>> Begin Data rows

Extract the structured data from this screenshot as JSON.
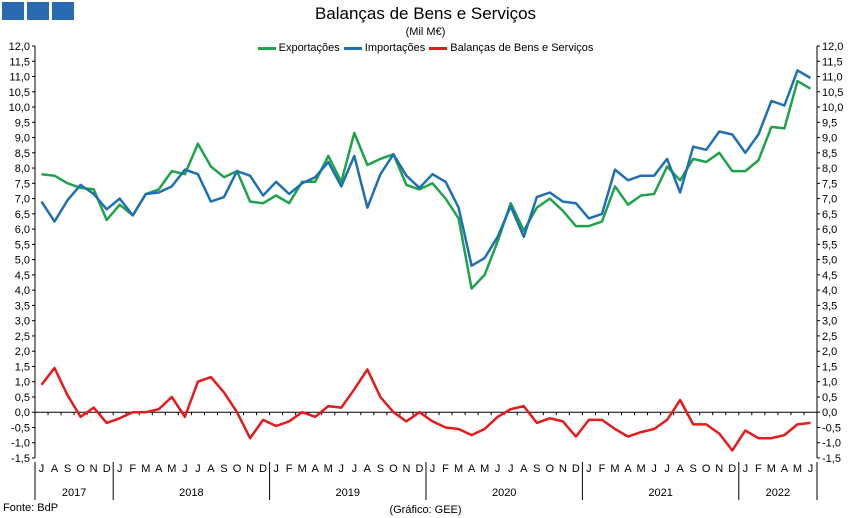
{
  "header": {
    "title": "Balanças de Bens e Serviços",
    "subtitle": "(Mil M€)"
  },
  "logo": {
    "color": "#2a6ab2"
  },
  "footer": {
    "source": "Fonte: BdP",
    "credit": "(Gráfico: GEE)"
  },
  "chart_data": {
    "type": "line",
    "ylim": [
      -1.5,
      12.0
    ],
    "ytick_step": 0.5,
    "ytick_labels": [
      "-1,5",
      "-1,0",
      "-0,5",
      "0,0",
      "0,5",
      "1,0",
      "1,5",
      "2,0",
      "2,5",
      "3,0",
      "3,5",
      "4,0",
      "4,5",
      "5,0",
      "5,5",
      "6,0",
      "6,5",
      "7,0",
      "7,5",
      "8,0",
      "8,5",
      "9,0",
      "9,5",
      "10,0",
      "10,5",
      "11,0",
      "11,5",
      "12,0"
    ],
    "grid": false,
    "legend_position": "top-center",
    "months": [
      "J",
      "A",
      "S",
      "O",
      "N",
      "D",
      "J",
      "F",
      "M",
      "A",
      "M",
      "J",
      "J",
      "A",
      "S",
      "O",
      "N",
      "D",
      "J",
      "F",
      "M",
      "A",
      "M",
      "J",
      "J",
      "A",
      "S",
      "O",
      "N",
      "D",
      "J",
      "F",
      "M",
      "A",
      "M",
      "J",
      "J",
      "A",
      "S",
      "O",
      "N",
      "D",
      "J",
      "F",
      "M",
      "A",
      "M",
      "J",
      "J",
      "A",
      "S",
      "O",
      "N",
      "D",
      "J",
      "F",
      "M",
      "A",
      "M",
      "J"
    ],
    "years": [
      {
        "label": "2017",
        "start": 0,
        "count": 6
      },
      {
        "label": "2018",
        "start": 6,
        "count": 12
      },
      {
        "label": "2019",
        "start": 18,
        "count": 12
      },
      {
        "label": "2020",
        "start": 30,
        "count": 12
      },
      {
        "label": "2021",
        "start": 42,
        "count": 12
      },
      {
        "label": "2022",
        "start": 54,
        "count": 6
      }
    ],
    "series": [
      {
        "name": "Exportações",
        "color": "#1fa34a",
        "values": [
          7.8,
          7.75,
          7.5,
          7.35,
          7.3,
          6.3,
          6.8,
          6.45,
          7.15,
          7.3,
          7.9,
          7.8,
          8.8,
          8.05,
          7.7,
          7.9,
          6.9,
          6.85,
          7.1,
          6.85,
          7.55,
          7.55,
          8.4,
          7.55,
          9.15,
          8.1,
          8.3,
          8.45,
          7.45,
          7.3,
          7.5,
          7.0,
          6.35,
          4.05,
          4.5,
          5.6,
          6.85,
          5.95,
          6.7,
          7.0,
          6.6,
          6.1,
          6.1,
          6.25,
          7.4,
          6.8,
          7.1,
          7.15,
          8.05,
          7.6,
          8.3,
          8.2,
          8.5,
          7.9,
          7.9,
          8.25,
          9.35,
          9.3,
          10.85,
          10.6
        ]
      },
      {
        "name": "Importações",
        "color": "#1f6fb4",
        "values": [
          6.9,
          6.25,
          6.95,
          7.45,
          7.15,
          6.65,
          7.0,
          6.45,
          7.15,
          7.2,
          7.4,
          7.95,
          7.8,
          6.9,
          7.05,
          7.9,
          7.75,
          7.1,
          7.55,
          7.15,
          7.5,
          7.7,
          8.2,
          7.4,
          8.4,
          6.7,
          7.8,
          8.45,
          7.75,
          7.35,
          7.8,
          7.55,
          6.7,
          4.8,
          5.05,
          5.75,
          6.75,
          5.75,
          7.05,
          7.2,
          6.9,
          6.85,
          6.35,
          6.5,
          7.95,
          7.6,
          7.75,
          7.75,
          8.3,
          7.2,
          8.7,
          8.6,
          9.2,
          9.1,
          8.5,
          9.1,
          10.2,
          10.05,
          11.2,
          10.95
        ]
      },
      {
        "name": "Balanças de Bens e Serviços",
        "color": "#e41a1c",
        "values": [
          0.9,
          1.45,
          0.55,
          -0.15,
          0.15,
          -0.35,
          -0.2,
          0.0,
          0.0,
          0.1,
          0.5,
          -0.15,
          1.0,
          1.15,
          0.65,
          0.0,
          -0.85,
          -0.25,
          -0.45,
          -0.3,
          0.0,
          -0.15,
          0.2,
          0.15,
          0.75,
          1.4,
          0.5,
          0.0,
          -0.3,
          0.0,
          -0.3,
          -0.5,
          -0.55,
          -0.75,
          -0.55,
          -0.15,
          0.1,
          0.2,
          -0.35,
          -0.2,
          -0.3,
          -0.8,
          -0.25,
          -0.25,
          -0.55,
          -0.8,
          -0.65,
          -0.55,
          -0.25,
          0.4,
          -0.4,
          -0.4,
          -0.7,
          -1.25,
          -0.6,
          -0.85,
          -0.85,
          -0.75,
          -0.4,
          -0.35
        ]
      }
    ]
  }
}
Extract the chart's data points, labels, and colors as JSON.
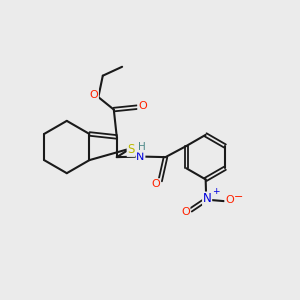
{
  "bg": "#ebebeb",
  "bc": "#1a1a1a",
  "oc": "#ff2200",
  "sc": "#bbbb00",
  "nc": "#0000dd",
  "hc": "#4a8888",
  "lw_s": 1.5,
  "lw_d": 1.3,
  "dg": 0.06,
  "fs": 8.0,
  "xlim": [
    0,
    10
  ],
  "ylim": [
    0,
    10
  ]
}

>> End Data rows

> **Challenge**: Reproduce all the records verbatim, excluding images.

> **The result**:
Extract the structured data from this screenshot as JSON.
{
  "header": {
    "title": "Balanças de Bens e Serviços",
    "subtitle": "(Mil M€)"
  },
  "logo": {
    "color": "#2a6ab2"
  },
  "footer": {
    "source": "Fonte: BdP",
    "credit": "(Gráfico: GEE)"
  },
  "chart_data": {
    "type": "line",
    "ylim": [
      -1.5,
      12.0
    ],
    "ytick_step": 0.5,
    "ytick_labels": [
      "-1,5",
      "-1,0",
      "-0,5",
      "0,0",
      "0,5",
      "1,0",
      "1,5",
      "2,0",
      "2,5",
      "3,0",
      "3,5",
      "4,0",
      "4,5",
      "5,0",
      "5,5",
      "6,0",
      "6,5",
      "7,0",
      "7,5",
      "8,0",
      "8,5",
      "9,0",
      "9,5",
      "10,0",
      "10,5",
      "11,0",
      "11,5",
      "12,0"
    ],
    "grid": false,
    "legend_position": "top-center",
    "months": [
      "J",
      "A",
      "S",
      "O",
      "N",
      "D",
      "J",
      "F",
      "M",
      "A",
      "M",
      "J",
      "J",
      "A",
      "S",
      "O",
      "N",
      "D",
      "J",
      "F",
      "M",
      "A",
      "M",
      "J",
      "J",
      "A",
      "S",
      "O",
      "N",
      "D",
      "J",
      "F",
      "M",
      "A",
      "M",
      "J",
      "J",
      "A",
      "S",
      "O",
      "N",
      "D",
      "J",
      "F",
      "M",
      "A",
      "M",
      "J",
      "J",
      "A",
      "S",
      "O",
      "N",
      "D",
      "J",
      "F",
      "M",
      "A",
      "M",
      "J"
    ],
    "years": [
      {
        "label": "2017",
        "start": 0,
        "count": 6
      },
      {
        "label": "2018",
        "start": 6,
        "count": 12
      },
      {
        "label": "2019",
        "start": 18,
        "count": 12
      },
      {
        "label": "2020",
        "start": 30,
        "count": 12
      },
      {
        "label": "2021",
        "start": 42,
        "count": 12
      },
      {
        "label": "2022",
        "start": 54,
        "count": 6
      }
    ],
    "series": [
      {
        "name": "Exportações",
        "color": "#1fa34a",
        "values": [
          7.8,
          7.75,
          7.5,
          7.35,
          7.3,
          6.3,
          6.8,
          6.45,
          7.15,
          7.3,
          7.9,
          7.8,
          8.8,
          8.05,
          7.7,
          7.9,
          6.9,
          6.85,
          7.1,
          6.85,
          7.55,
          7.55,
          8.4,
          7.55,
          9.15,
          8.1,
          8.3,
          8.45,
          7.45,
          7.3,
          7.5,
          7.0,
          6.35,
          4.05,
          4.5,
          5.6,
          6.85,
          5.95,
          6.7,
          7.0,
          6.6,
          6.1,
          6.1,
          6.25,
          7.4,
          6.8,
          7.1,
          7.15,
          8.05,
          7.6,
          8.3,
          8.2,
          8.5,
          7.9,
          7.9,
          8.25,
          9.35,
          9.3,
          10.85,
          10.6
        ]
      },
      {
        "name": "Importações",
        "color": "#1f6fb4",
        "values": [
          6.9,
          6.25,
          6.95,
          7.45,
          7.15,
          6.65,
          7.0,
          6.45,
          7.15,
          7.2,
          7.4,
          7.95,
          7.8,
          6.9,
          7.05,
          7.9,
          7.75,
          7.1,
          7.55,
          7.15,
          7.5,
          7.7,
          8.2,
          7.4,
          8.4,
          6.7,
          7.8,
          8.45,
          7.75,
          7.35,
          7.8,
          7.55,
          6.7,
          4.8,
          5.05,
          5.75,
          6.75,
          5.75,
          7.05,
          7.2,
          6.9,
          6.85,
          6.35,
          6.5,
          7.95,
          7.6,
          7.75,
          7.75,
          8.3,
          7.2,
          8.7,
          8.6,
          9.2,
          9.1,
          8.5,
          9.1,
          10.2,
          10.05,
          11.2,
          10.95
        ]
      },
      {
        "name": "Balanças de Bens e Serviços",
        "color": "#e41a1c",
        "values": [
          0.9,
          1.45,
          0.55,
          -0.15,
          0.15,
          -0.35,
          -0.2,
          0.0,
          0.0,
          0.1,
          0.5,
          -0.15,
          1.0,
          1.15,
          0.65,
          0.0,
          -0.85,
          -0.25,
          -0.45,
          -0.3,
          0.0,
          -0.15,
          0.2,
          0.15,
          0.75,
          1.4,
          0.5,
          0.0,
          -0.3,
          0.0,
          -0.3,
          -0.5,
          -0.55,
          -0.75,
          -0.55,
          -0.15,
          0.1,
          0.2,
          -0.35,
          -0.2,
          -0.3,
          -0.8,
          -0.25,
          -0.25,
          -0.55,
          -0.8,
          -0.65,
          -0.55,
          -0.25,
          0.4,
          -0.4,
          -0.4,
          -0.7,
          -1.25,
          -0.6,
          -0.85,
          -0.85,
          -0.75,
          -0.4,
          -0.35
        ]
      }
    ]
  }
}
Extract the chart's data points, labels, and colors as JSON.
{
  "bg": "#ebebeb",
  "bc": "#1a1a1a",
  "oc": "#ff2200",
  "sc": "#bbbb00",
  "nc": "#0000dd",
  "hc": "#4a8888",
  "lw_s": 1.5,
  "lw_d": 1.3,
  "dg": 0.06,
  "fs": 8.0,
  "xlim": [
    0,
    10
  ],
  "ylim": [
    0,
    10
  ]
}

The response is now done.